_TASK DIRECTIONS_
Each entry needs to be restated exactly as written.

** START RECORDS TO PROCESS **

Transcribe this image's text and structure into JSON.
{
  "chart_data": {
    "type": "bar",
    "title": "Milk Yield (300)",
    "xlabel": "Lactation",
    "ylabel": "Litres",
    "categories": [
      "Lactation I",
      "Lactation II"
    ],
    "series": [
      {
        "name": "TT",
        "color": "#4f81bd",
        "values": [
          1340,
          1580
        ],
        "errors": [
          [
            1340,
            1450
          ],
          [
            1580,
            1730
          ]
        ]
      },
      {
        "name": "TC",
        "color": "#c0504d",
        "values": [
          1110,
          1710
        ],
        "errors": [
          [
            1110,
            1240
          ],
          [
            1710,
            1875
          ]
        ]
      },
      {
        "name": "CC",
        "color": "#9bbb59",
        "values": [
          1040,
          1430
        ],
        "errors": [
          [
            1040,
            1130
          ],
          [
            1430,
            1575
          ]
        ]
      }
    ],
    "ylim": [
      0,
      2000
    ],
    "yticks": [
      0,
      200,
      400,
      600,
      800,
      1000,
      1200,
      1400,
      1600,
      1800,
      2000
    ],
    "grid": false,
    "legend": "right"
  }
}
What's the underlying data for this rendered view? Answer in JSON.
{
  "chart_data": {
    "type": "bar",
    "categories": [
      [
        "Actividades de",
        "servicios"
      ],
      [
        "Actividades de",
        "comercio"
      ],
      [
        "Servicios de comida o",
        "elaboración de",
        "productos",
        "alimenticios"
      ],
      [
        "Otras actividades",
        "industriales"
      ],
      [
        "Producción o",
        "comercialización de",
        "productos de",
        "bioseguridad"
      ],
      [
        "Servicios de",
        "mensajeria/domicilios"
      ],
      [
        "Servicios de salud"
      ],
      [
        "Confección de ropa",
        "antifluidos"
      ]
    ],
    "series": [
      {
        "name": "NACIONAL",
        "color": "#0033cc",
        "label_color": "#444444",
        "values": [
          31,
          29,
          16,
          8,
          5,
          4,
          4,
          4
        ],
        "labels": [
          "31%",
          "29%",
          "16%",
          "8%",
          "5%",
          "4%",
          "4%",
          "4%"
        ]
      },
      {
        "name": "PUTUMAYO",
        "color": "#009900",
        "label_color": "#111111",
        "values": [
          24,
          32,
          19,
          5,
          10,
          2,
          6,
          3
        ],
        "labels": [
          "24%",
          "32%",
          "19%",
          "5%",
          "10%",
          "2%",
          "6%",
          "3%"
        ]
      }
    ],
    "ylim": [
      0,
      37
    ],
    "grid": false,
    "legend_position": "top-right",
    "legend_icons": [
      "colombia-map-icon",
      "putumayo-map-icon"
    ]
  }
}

** END RECORDS TO PROCESS **

_WRITTEN RESPONSE_
Transcribe this image's text and structure into JSON.
{
  "chart_data": {
    "type": "bar",
    "title": "Milk Yield (300)",
    "xlabel": "Lactation",
    "ylabel": "Litres",
    "categories": [
      "Lactation I",
      "Lactation II"
    ],
    "series": [
      {
        "name": "TT",
        "color": "#4f81bd",
        "values": [
          1340,
          1580
        ],
        "errors": [
          [
            1340,
            1450
          ],
          [
            1580,
            1730
          ]
        ]
      },
      {
        "name": "TC",
        "color": "#c0504d",
        "values": [
          1110,
          1710
        ],
        "errors": [
          [
            1110,
            1240
          ],
          [
            1710,
            1875
          ]
        ]
      },
      {
        "name": "CC",
        "color": "#9bbb59",
        "values": [
          1040,
          1430
        ],
        "errors": [
          [
            1040,
            1130
          ],
          [
            1430,
            1575
          ]
        ]
      }
    ],
    "ylim": [
      0,
      2000
    ],
    "yticks": [
      0,
      200,
      400,
      600,
      800,
      1000,
      1200,
      1400,
      1600,
      1800,
      2000
    ],
    "grid": false,
    "legend": "right"
  }
}
What's the underlying data for this rendered view? Answer in JSON.
{
  "chart_data": {
    "type": "bar",
    "categories": [
      [
        "Actividades de",
        "servicios"
      ],
      [
        "Actividades de",
        "comercio"
      ],
      [
        "Servicios de comida o",
        "elaboración de",
        "productos",
        "alimenticios"
      ],
      [
        "Otras actividades",
        "industriales"
      ],
      [
        "Producción o",
        "comercialización de",
        "productos de",
        "bioseguridad"
      ],
      [
        "Servicios de",
        "mensajeria/domicilios"
      ],
      [
        "Servicios de salud"
      ],
      [
        "Confección de ropa",
        "antifluidos"
      ]
    ],
    "series": [
      {
        "name": "NACIONAL",
        "color": "#0033cc",
        "label_color": "#444444",
        "values": [
          31,
          29,
          16,
          8,
          5,
          4,
          4,
          4
        ],
        "labels": [
          "31%",
          "29%",
          "16%",
          "8%",
          "5%",
          "4%",
          "4%",
          "4%"
        ]
      },
      {
        "name": "PUTUMAYO",
        "color": "#009900",
        "label_color": "#111111",
        "values": [
          24,
          32,
          19,
          5,
          10,
          2,
          6,
          3
        ],
        "labels": [
          "24%",
          "32%",
          "19%",
          "5%",
          "10%",
          "2%",
          "6%",
          "3%"
        ]
      }
    ],
    "ylim": [
      0,
      37
    ],
    "grid": false,
    "legend_position": "top-right",
    "legend_icons": [
      "colombia-map-icon",
      "putumayo-map-icon"
    ]
  }
}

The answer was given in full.